> **Goal**
Can you give all the records again without altering a single character?

-- start Dataset extract --

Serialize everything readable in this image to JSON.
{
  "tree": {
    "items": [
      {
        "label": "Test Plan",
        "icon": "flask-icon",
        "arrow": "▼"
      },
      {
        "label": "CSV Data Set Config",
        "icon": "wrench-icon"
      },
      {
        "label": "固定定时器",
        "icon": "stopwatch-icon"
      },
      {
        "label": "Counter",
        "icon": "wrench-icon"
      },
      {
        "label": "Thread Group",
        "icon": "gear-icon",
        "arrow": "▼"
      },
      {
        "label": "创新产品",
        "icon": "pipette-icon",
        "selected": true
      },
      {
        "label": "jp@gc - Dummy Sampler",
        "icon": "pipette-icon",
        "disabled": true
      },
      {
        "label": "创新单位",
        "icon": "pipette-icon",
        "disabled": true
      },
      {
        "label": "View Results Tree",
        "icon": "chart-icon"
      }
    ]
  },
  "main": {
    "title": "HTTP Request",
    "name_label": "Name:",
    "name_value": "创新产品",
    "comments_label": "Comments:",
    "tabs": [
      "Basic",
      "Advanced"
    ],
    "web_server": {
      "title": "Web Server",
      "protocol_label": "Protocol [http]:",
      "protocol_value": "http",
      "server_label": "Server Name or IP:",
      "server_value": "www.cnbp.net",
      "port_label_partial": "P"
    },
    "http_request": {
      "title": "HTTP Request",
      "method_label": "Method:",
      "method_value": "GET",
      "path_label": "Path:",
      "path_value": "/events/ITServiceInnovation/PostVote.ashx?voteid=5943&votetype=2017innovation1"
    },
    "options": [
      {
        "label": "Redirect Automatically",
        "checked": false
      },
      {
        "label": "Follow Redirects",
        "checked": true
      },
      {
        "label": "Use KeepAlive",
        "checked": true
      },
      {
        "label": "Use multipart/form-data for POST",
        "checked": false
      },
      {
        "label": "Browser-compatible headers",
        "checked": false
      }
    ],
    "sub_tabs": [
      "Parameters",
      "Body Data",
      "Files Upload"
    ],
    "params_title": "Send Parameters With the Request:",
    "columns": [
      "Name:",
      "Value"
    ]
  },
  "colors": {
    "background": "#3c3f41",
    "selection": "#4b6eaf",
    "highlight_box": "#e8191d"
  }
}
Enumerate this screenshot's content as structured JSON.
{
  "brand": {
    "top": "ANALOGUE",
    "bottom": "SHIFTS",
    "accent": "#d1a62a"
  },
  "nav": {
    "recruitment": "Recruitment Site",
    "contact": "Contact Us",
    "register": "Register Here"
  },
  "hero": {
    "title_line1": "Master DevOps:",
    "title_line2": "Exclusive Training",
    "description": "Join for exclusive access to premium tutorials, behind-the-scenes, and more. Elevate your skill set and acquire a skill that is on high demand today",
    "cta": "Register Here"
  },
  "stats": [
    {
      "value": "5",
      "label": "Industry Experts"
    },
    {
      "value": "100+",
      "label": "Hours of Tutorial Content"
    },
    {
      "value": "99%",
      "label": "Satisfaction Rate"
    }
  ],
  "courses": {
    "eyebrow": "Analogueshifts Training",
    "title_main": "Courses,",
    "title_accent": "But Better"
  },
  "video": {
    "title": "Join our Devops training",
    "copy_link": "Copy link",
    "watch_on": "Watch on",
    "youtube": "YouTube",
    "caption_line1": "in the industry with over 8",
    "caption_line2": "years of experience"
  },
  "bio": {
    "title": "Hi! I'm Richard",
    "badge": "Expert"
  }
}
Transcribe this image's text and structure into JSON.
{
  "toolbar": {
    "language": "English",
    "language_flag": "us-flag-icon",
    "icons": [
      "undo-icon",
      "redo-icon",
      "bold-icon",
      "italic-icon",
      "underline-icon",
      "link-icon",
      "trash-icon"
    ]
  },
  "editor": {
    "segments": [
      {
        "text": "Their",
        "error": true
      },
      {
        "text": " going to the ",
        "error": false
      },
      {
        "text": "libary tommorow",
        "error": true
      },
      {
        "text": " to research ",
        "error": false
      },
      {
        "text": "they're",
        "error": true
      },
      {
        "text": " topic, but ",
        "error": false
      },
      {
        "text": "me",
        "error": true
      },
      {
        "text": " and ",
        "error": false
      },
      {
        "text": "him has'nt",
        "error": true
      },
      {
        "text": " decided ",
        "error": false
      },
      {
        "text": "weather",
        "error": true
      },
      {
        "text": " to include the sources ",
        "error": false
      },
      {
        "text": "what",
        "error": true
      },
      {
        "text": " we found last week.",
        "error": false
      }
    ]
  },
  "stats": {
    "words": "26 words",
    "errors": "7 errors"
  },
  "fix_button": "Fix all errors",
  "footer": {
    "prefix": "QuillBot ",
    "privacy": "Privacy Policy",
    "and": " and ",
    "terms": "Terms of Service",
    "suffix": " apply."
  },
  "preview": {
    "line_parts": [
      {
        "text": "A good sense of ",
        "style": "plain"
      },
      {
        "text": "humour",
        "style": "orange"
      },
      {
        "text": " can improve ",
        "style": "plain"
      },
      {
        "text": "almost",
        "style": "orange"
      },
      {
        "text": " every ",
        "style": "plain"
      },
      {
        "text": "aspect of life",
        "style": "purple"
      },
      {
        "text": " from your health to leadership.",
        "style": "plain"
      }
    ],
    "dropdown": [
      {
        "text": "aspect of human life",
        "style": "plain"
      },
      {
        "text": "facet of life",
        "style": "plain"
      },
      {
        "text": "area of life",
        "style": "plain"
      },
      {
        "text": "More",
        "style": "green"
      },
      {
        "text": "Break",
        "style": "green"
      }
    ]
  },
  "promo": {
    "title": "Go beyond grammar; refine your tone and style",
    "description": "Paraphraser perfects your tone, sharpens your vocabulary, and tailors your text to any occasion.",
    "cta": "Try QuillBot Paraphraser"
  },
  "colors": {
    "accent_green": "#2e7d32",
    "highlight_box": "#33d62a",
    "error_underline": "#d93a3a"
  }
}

-- end Dataset extract --

> **Correct response**
Serialize everything readable in this image to JSON.
{
  "tree": {
    "items": [
      {
        "label": "Test Plan",
        "icon": "flask-icon",
        "arrow": "▼"
      },
      {
        "label": "CSV Data Set Config",
        "icon": "wrench-icon"
      },
      {
        "label": "固定定时器",
        "icon": "stopwatch-icon"
      },
      {
        "label": "Counter",
        "icon": "wrench-icon"
      },
      {
        "label": "Thread Group",
        "icon": "gear-icon",
        "arrow": "▼"
      },
      {
        "label": "创新产品",
        "icon": "pipette-icon",
        "selected": true
      },
      {
        "label": "jp@gc - Dummy Sampler",
        "icon": "pipette-icon",
        "disabled": true
      },
      {
        "label": "创新单位",
        "icon": "pipette-icon",
        "disabled": true
      },
      {
        "label": "View Results Tree",
        "icon": "chart-icon"
      }
    ]
  },
  "main": {
    "title": "HTTP Request",
    "name_label": "Name:",
    "name_value": "创新产品",
    "comments_label": "Comments:",
    "tabs": [
      "Basic",
      "Advanced"
    ],
    "web_server": {
      "title": "Web Server",
      "protocol_label": "Protocol [http]:",
      "protocol_value": "http",
      "server_label": "Server Name or IP:",
      "server_value": "www.cnbp.net",
      "port_label_partial": "P"
    },
    "http_request": {
      "title": "HTTP Request",
      "method_label": "Method:",
      "method_value": "GET",
      "path_label": "Path:",
      "path_value": "/events/ITServiceInnovation/PostVote.ashx?voteid=5943&votetype=2017innovation1"
    },
    "options": [
      {
        "label": "Redirect Automatically",
        "checked": false
      },
      {
        "label": "Follow Redirects",
        "checked": true
      },
      {
        "label": "Use KeepAlive",
        "checked": true
      },
      {
        "label": "Use multipart/form-data for POST",
        "checked": false
      },
      {
        "label": "Browser-compatible headers",
        "checked": false
      }
    ],
    "sub_tabs": [
      "Parameters",
      "Body Data",
      "Files Upload"
    ],
    "params_title": "Send Parameters With the Request:",
    "columns": [
      "Name:",
      "Value"
    ]
  },
  "colors": {
    "background": "#3c3f41",
    "selection": "#4b6eaf",
    "highlight_box": "#e8191d"
  }
}
Enumerate this screenshot's content as structured JSON.
{
  "brand": {
    "top": "ANALOGUE",
    "bottom": "SHIFTS",
    "accent": "#d1a62a"
  },
  "nav": {
    "recruitment": "Recruitment Site",
    "contact": "Contact Us",
    "register": "Register Here"
  },
  "hero": {
    "title_line1": "Master DevOps:",
    "title_line2": "Exclusive Training",
    "description": "Join for exclusive access to premium tutorials, behind-the-scenes, and more. Elevate your skill set and acquire a skill that is on high demand today",
    "cta": "Register Here"
  },
  "stats": [
    {
      "value": "5",
      "label": "Industry Experts"
    },
    {
      "value": "100+",
      "label": "Hours of Tutorial Content"
    },
    {
      "value": "99%",
      "label": "Satisfaction Rate"
    }
  ],
  "courses": {
    "eyebrow": "Analogueshifts Training",
    "title_main": "Courses,",
    "title_accent": "But Better"
  },
  "video": {
    "title": "Join our Devops training",
    "copy_link": "Copy link",
    "watch_on": "Watch on",
    "youtube": "YouTube",
    "caption_line1": "in the industry with over 8",
    "caption_line2": "years of experience"
  },
  "bio": {
    "title": "Hi! I'm Richard",
    "badge": "Expert"
  }
}
Transcribe this image's text and structure into JSON.
{
  "toolbar": {
    "language": "English",
    "language_flag": "us-flag-icon",
    "icons": [
      "undo-icon",
      "redo-icon",
      "bold-icon",
      "italic-icon",
      "underline-icon",
      "link-icon",
      "trash-icon"
    ]
  },
  "editor": {
    "segments": [
      {
        "text": "Their",
        "error": true
      },
      {
        "text": " going to the ",
        "error": false
      },
      {
        "text": "libary tommorow",
        "error": true
      },
      {
        "text": " to research ",
        "error": false
      },
      {
        "text": "they're",
        "error": true
      },
      {
        "text": " topic, but ",
        "error": false
      },
      {
        "text": "me",
        "error": true
      },
      {
        "text": " and ",
        "error": false
      },
      {
        "text": "him has'nt",
        "error": true
      },
      {
        "text": " decided ",
        "error": false
      },
      {
        "text": "weather",
        "error": true
      },
      {
        "text": " to include the sources ",
        "error": false
      },
      {
        "text": "what",
        "error": true
      },
      {
        "text": " we found last week.",
        "error": false
      }
    ]
  },
  "stats": {
    "words": "26 words",
    "errors": "7 errors"
  },
  "fix_button": "Fix all errors",
  "footer": {
    "prefix": "QuillBot ",
    "privacy": "Privacy Policy",
    "and": " and ",
    "terms": "Terms of Service",
    "suffix": " apply."
  },
  "preview": {
    "line_parts": [
      {
        "text": "A good sense of ",
        "style": "plain"
      },
      {
        "text": "humour",
        "style": "orange"
      },
      {
        "text": " can improve ",
        "style": "plain"
      },
      {
        "text": "almost",
        "style": "orange"
      },
      {
        "text": " every ",
        "style": "plain"
      },
      {
        "text": "aspect of life",
        "style": "purple"
      },
      {
        "text": " from your health to leadership.",
        "style": "plain"
      }
    ],
    "dropdown": [
      {
        "text": "aspect of human life",
        "style": "plain"
      },
      {
        "text": "facet of life",
        "style": "plain"
      },
      {
        "text": "area of life",
        "style": "plain"
      },
      {
        "text": "More",
        "style": "green"
      },
      {
        "text": "Break",
        "style": "green"
      }
    ]
  },
  "promo": {
    "title": "Go beyond grammar; refine your tone and style",
    "description": "Paraphraser perfects your tone, sharpens your vocabulary, and tailors your text to any occasion.",
    "cta": "Try QuillBot Paraphraser"
  },
  "colors": {
    "accent_green": "#2e7d32",
    "highlight_box": "#33d62a",
    "error_underline": "#d93a3a"
  }
}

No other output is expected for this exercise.